» Written exercise
The records below must be output exactly, without pictures.

Entries from a visual dataset:
--------------------------------
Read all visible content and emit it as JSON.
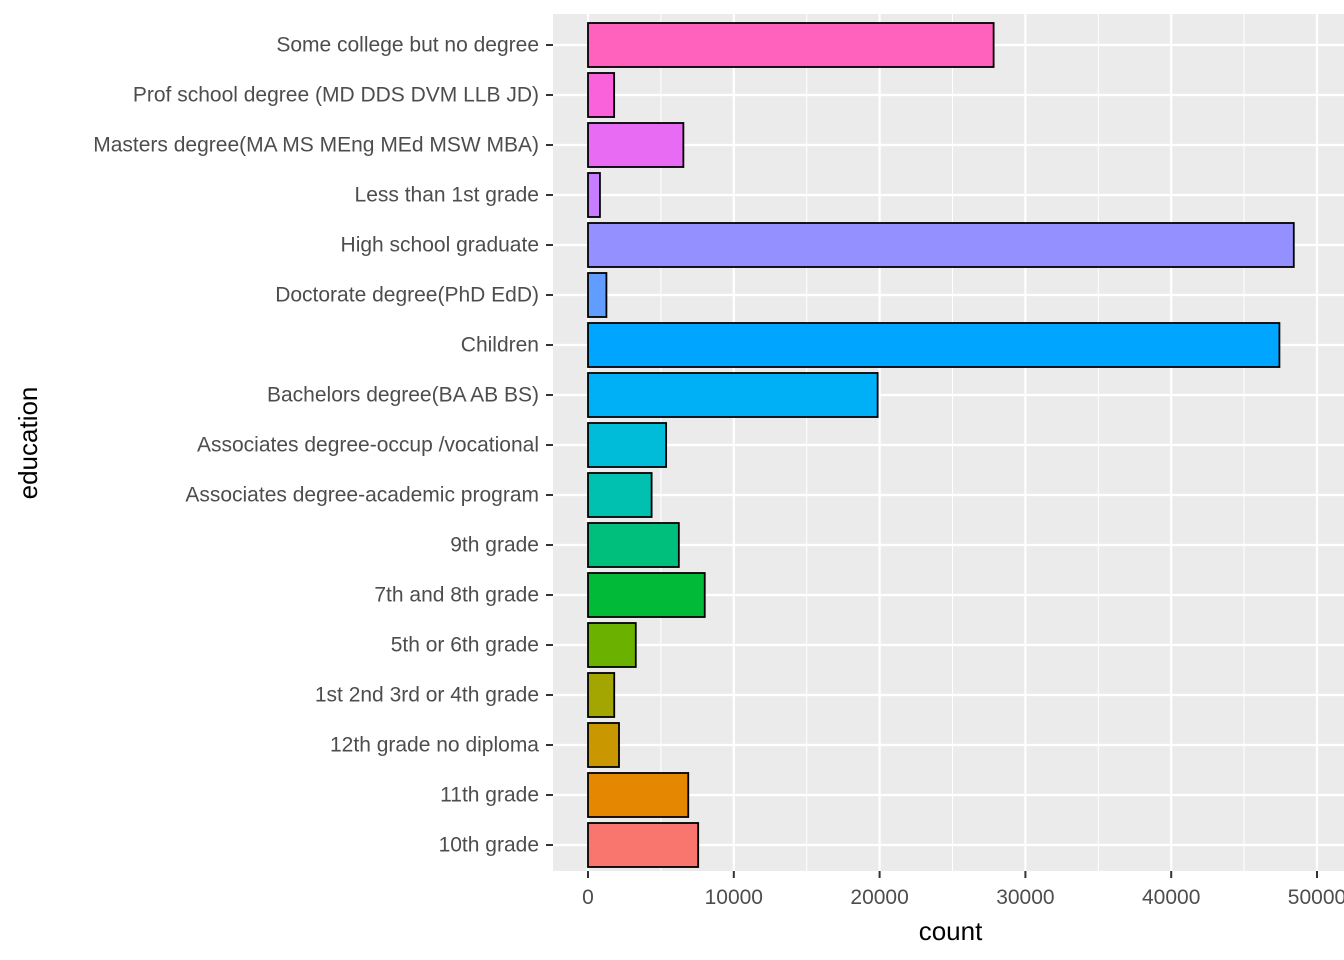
{
  "chart_data": {
    "type": "bar",
    "orientation": "horizontal",
    "xlabel": "count",
    "ylabel": "education",
    "xlim": [
      -2400,
      50000
    ],
    "x_ticks": [
      0,
      10000,
      20000,
      30000,
      40000,
      50000
    ],
    "x_tick_labels": [
      "0",
      "10000",
      "20000",
      "30000",
      "40000",
      "50000"
    ],
    "grid": true,
    "legend": "none",
    "categories": [
      "10th grade",
      "11th grade",
      "12th grade no diploma",
      "1st 2nd 3rd or 4th grade",
      "5th or 6th grade",
      "7th and 8th grade",
      "9th grade",
      "Associates degree-academic program",
      "Associates degree-occup /vocational",
      "Bachelors degree(BA AB BS)",
      "Children",
      "Doctorate degree(PhD EdD)",
      "High school graduate",
      "Less than 1st grade",
      "Masters degree(MA MS MEng MEd MSW MBA)",
      "Prof school degree (MD DDS DVM LLB JD)",
      "Some college but no degree"
    ],
    "values": [
      7557,
      6876,
      2126,
      1799,
      3277,
      8007,
      6230,
      4363,
      5358,
      19865,
      47422,
      1263,
      48407,
      819,
      6541,
      1793,
      27820
    ],
    "colors": [
      "#F8766D",
      "#E58700",
      "#C99800",
      "#A3A500",
      "#6BB100",
      "#00BA38",
      "#00BF7D",
      "#00C0AF",
      "#00BCD8",
      "#00B0F6",
      "#00A5FF",
      "#619CFF",
      "#9590FF",
      "#C77CFF",
      "#E76BF3",
      "#FA62DB",
      "#FF62BC"
    ],
    "panel_color": "#EBEBEB",
    "grid_color": "#FFFFFF",
    "bar_outline_color": "#000000"
  }
}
--------------------------------
» Answer to this exercise
Read all visible content and emit it as JSON.
{
  "chart_data": {
    "type": "bar",
    "orientation": "horizontal",
    "xlabel": "count",
    "ylabel": "education",
    "xlim": [
      -2400,
      50000
    ],
    "x_ticks": [
      0,
      10000,
      20000,
      30000,
      40000,
      50000
    ],
    "x_tick_labels": [
      "0",
      "10000",
      "20000",
      "30000",
      "40000",
      "50000"
    ],
    "grid": true,
    "legend": "none",
    "categories": [
      "10th grade",
      "11th grade",
      "12th grade no diploma",
      "1st 2nd 3rd or 4th grade",
      "5th or 6th grade",
      "7th and 8th grade",
      "9th grade",
      "Associates degree-academic program",
      "Associates degree-occup /vocational",
      "Bachelors degree(BA AB BS)",
      "Children",
      "Doctorate degree(PhD EdD)",
      "High school graduate",
      "Less than 1st grade",
      "Masters degree(MA MS MEng MEd MSW MBA)",
      "Prof school degree (MD DDS DVM LLB JD)",
      "Some college but no degree"
    ],
    "values": [
      7557,
      6876,
      2126,
      1799,
      3277,
      8007,
      6230,
      4363,
      5358,
      19865,
      47422,
      1263,
      48407,
      819,
      6541,
      1793,
      27820
    ],
    "colors": [
      "#F8766D",
      "#E58700",
      "#C99800",
      "#A3A500",
      "#6BB100",
      "#00BA38",
      "#00BF7D",
      "#00C0AF",
      "#00BCD8",
      "#00B0F6",
      "#00A5FF",
      "#619CFF",
      "#9590FF",
      "#C77CFF",
      "#E76BF3",
      "#FA62DB",
      "#FF62BC"
    ],
    "panel_color": "#EBEBEB",
    "grid_color": "#FFFFFF",
    "bar_outline_color": "#000000"
  }
}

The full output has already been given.